__What is asked__:
For the data below, report only the number of lines containing the string "Purpose".

__Input records__:

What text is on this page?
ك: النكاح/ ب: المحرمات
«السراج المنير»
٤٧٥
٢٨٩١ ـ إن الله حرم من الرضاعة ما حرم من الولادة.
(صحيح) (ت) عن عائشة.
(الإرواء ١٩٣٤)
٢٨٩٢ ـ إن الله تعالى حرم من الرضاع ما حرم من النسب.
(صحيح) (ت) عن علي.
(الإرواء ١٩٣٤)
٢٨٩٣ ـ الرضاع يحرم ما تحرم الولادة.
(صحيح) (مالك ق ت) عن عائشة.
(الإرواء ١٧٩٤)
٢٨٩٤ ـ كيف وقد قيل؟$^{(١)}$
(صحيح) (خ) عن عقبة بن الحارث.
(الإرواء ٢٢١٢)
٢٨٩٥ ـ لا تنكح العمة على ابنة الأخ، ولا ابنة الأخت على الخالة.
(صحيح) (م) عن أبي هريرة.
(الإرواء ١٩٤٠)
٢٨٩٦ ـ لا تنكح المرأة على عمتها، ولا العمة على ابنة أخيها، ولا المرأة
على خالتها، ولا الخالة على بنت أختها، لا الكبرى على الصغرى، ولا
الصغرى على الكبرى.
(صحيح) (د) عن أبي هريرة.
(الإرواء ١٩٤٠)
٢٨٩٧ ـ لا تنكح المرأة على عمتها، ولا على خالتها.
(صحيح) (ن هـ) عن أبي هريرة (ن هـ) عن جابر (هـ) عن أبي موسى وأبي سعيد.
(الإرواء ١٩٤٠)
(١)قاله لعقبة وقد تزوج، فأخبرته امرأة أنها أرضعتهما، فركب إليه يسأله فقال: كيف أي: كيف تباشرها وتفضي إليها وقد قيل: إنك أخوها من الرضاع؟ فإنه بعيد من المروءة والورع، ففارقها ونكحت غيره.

...

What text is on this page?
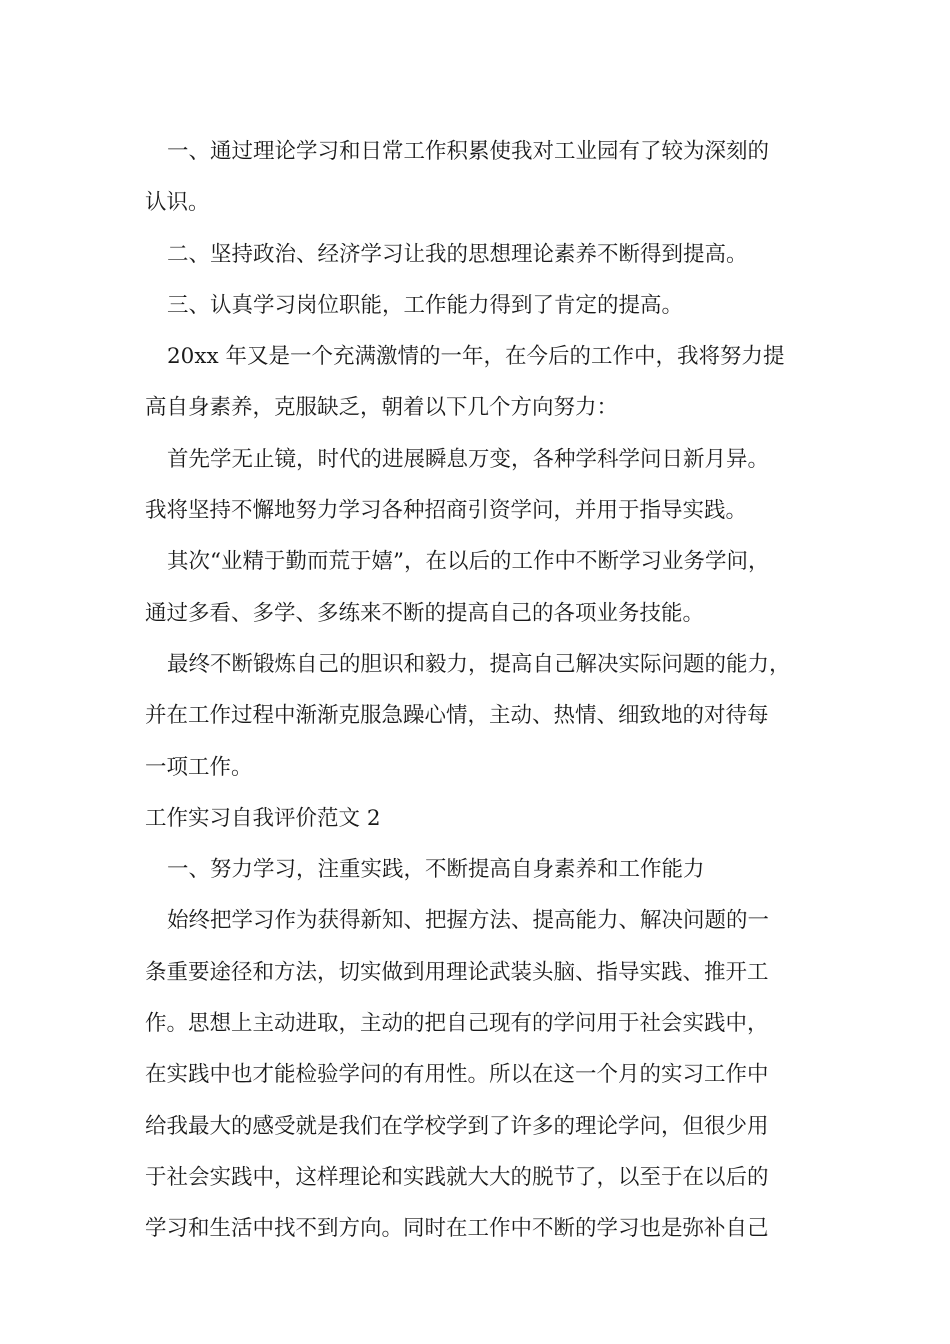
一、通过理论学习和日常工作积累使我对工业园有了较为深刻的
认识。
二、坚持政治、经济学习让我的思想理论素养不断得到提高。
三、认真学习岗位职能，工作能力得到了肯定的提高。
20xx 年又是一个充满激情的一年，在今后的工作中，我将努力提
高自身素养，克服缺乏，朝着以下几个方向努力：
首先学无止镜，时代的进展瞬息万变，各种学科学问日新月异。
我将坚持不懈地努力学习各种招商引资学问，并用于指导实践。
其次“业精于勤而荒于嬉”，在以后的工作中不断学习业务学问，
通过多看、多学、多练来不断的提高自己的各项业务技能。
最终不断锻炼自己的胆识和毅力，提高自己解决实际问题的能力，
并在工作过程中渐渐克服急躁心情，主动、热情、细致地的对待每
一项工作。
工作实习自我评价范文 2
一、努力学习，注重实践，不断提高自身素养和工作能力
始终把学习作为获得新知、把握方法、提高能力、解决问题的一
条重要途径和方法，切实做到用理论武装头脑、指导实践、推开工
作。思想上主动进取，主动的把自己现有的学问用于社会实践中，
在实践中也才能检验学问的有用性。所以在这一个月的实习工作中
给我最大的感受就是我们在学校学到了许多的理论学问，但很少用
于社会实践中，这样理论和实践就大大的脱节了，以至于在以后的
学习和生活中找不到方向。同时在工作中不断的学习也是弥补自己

* * *

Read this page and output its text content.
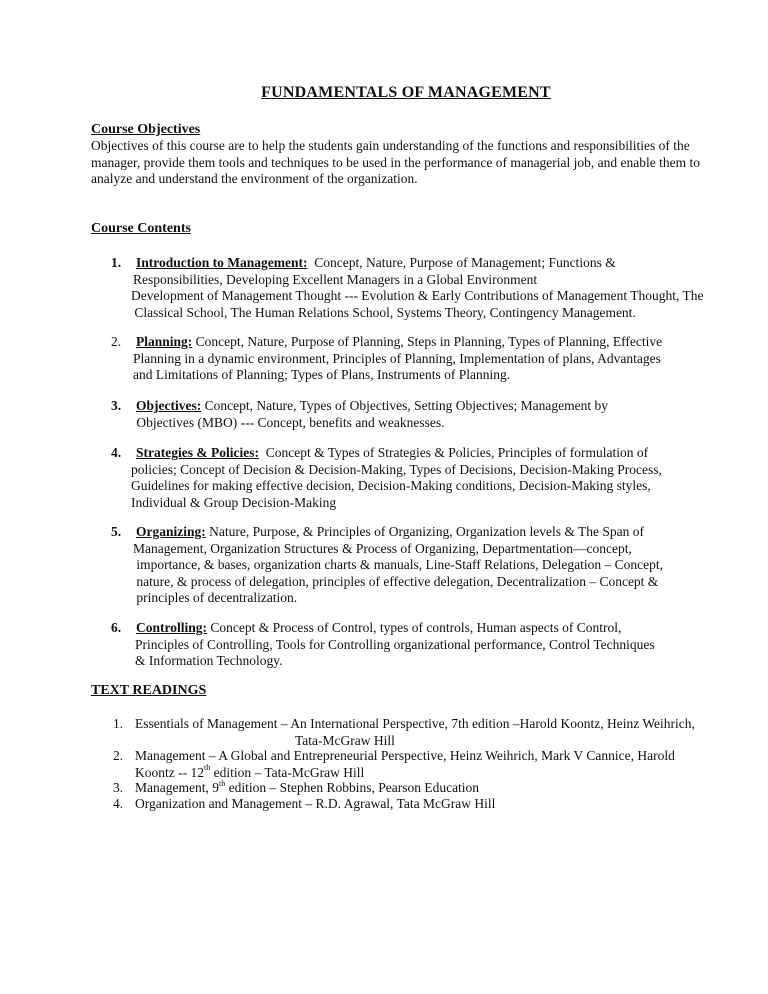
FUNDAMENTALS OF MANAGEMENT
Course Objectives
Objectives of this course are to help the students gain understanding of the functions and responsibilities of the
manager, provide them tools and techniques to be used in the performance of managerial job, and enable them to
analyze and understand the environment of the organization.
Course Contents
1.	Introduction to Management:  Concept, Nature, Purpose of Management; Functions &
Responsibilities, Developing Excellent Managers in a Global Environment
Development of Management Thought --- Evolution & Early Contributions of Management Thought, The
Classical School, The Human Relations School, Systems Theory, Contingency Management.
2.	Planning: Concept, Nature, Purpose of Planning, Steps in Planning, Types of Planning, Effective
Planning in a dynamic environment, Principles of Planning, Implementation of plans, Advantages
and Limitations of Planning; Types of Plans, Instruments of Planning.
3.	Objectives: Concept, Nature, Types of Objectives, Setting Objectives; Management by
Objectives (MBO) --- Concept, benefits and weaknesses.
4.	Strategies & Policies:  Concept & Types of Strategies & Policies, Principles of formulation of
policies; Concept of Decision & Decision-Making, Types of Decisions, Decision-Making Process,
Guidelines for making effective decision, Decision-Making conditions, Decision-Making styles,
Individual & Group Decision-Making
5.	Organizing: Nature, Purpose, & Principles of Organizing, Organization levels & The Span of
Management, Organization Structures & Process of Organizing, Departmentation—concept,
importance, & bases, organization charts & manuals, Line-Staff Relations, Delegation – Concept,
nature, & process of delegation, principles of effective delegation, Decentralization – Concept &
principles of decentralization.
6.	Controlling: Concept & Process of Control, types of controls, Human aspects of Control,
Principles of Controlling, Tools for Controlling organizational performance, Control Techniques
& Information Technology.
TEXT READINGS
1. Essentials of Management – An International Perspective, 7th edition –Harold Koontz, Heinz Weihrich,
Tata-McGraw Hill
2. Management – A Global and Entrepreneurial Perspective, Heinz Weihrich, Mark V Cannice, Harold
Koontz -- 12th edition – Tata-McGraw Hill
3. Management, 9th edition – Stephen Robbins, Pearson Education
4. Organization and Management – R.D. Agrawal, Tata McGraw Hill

__The output__:
3